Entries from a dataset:

<<<<

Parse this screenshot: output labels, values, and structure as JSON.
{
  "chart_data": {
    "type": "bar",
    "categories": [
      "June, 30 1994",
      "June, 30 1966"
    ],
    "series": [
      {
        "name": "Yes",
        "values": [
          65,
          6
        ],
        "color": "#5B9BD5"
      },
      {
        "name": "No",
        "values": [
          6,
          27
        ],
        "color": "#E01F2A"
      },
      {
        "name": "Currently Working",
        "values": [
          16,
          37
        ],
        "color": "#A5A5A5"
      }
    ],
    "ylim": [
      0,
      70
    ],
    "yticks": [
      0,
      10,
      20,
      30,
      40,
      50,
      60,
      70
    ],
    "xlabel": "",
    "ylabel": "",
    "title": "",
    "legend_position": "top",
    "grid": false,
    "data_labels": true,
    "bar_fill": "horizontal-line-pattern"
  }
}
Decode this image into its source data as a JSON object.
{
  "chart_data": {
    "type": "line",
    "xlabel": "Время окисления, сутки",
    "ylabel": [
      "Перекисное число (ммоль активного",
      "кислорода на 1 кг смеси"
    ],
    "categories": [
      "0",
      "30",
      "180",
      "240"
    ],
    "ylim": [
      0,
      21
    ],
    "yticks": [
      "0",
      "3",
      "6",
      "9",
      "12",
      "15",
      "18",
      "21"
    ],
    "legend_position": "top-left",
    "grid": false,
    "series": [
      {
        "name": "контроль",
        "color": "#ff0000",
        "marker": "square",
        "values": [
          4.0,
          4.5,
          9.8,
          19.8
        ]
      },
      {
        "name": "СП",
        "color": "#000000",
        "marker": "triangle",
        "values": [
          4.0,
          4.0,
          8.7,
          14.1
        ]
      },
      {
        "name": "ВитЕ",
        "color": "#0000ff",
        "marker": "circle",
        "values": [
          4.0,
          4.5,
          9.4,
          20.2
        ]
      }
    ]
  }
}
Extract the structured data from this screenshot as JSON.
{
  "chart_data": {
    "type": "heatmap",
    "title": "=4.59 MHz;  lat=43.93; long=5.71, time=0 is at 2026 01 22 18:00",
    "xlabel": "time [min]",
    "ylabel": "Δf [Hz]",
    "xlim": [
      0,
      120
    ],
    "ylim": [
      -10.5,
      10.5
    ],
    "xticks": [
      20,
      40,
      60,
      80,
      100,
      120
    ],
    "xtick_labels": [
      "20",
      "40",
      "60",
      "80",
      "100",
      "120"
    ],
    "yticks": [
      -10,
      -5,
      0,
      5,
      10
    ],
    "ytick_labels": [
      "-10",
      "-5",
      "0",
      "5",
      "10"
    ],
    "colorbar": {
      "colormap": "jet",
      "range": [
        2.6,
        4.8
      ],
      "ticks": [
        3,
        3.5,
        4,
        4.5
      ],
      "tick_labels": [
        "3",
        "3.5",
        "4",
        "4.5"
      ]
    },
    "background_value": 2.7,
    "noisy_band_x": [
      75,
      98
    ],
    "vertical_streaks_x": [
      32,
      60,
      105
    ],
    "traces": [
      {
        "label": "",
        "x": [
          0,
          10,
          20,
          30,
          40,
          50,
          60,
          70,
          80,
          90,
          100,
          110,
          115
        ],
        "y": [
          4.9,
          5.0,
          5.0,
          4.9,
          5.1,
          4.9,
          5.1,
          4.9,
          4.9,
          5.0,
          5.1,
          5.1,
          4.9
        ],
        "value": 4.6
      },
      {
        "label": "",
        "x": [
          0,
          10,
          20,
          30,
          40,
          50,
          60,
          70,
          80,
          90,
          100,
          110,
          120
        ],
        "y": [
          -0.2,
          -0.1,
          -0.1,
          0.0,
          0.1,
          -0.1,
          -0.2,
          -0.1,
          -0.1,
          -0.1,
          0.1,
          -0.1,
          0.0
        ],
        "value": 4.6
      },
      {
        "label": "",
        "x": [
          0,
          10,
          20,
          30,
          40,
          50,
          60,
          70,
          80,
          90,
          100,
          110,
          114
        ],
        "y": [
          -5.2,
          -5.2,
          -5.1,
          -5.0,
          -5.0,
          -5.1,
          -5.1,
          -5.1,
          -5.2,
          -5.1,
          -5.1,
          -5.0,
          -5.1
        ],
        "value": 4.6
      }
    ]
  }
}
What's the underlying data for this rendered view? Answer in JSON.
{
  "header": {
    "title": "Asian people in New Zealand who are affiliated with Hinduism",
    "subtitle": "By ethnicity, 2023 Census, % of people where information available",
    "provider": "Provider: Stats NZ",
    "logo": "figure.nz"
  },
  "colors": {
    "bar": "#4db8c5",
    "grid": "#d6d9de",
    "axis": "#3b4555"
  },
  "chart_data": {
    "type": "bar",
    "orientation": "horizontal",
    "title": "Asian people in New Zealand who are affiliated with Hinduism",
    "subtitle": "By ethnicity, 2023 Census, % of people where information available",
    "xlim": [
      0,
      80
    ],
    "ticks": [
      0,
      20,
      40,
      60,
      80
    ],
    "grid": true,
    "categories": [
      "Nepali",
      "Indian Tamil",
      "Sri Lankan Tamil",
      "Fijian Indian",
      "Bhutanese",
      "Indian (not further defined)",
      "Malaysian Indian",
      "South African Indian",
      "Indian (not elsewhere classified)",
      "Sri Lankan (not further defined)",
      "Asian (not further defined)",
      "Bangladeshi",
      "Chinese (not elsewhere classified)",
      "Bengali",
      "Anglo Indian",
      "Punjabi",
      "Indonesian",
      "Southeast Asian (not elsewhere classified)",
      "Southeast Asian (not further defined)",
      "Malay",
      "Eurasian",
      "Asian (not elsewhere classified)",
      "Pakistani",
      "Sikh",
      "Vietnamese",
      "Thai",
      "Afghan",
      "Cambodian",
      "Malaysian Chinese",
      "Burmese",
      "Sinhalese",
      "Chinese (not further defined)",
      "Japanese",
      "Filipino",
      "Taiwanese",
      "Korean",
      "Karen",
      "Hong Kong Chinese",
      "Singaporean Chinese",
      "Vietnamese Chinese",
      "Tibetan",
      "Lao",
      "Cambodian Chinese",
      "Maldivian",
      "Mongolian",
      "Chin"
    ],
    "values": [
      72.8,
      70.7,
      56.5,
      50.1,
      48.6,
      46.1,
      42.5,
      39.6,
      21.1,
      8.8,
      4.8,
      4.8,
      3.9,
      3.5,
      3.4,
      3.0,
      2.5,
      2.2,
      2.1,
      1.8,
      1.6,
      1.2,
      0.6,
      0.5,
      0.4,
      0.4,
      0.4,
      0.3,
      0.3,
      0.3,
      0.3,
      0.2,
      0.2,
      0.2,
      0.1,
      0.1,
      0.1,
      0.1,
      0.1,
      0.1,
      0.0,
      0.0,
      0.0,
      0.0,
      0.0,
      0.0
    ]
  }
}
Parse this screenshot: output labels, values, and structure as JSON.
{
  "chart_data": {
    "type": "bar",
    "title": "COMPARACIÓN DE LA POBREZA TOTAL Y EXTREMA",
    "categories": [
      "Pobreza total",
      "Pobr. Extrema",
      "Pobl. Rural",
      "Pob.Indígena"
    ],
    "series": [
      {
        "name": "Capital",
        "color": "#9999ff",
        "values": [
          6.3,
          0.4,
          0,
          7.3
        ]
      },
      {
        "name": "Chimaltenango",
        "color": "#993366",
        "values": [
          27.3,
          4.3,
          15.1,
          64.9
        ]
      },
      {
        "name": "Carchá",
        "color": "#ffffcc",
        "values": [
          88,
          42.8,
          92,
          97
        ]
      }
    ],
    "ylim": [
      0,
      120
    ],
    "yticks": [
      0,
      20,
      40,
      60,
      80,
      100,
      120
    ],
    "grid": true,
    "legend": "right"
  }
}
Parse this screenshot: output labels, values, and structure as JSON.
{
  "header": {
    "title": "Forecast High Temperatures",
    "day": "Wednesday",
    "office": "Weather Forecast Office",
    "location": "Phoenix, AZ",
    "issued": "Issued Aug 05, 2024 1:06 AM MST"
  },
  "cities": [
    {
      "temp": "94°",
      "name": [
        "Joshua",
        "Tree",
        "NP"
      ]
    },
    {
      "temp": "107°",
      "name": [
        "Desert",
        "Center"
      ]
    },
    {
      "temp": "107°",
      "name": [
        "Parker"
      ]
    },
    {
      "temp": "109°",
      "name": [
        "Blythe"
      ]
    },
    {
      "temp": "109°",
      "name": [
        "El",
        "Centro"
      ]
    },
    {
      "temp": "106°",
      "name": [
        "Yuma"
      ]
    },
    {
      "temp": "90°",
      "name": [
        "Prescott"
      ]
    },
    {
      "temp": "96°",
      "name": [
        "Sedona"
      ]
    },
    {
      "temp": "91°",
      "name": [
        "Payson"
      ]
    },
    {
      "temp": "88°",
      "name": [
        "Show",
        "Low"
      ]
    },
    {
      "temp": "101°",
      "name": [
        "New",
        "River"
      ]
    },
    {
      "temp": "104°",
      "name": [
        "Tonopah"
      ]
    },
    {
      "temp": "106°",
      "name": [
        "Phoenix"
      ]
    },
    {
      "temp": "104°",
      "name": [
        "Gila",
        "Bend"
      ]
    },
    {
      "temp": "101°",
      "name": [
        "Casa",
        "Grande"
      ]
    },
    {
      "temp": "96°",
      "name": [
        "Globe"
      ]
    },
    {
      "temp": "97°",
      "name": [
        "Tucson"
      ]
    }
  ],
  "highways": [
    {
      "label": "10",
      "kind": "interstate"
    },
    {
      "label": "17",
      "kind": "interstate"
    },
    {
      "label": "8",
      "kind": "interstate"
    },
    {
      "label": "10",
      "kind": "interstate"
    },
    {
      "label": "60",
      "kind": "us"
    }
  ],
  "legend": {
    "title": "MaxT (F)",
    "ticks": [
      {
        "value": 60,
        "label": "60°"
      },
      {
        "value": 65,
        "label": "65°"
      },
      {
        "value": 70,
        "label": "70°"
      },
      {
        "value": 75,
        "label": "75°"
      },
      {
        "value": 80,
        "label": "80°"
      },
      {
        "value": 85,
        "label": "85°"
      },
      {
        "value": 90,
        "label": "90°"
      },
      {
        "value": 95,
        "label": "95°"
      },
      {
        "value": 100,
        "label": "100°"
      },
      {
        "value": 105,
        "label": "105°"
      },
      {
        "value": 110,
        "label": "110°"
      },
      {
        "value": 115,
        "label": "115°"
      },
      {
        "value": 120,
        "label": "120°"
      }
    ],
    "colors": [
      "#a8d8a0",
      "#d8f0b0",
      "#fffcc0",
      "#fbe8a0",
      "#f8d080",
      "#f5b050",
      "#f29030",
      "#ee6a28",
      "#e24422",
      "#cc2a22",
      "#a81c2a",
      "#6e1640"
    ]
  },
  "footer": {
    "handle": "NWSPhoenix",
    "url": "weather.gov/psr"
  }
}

>>>>

Select every line in the records above that contains the word "xlabel".

    "xlabel": "",
    "xlabel": "Время окисления, сутки",
    "xlabel": "time [min]",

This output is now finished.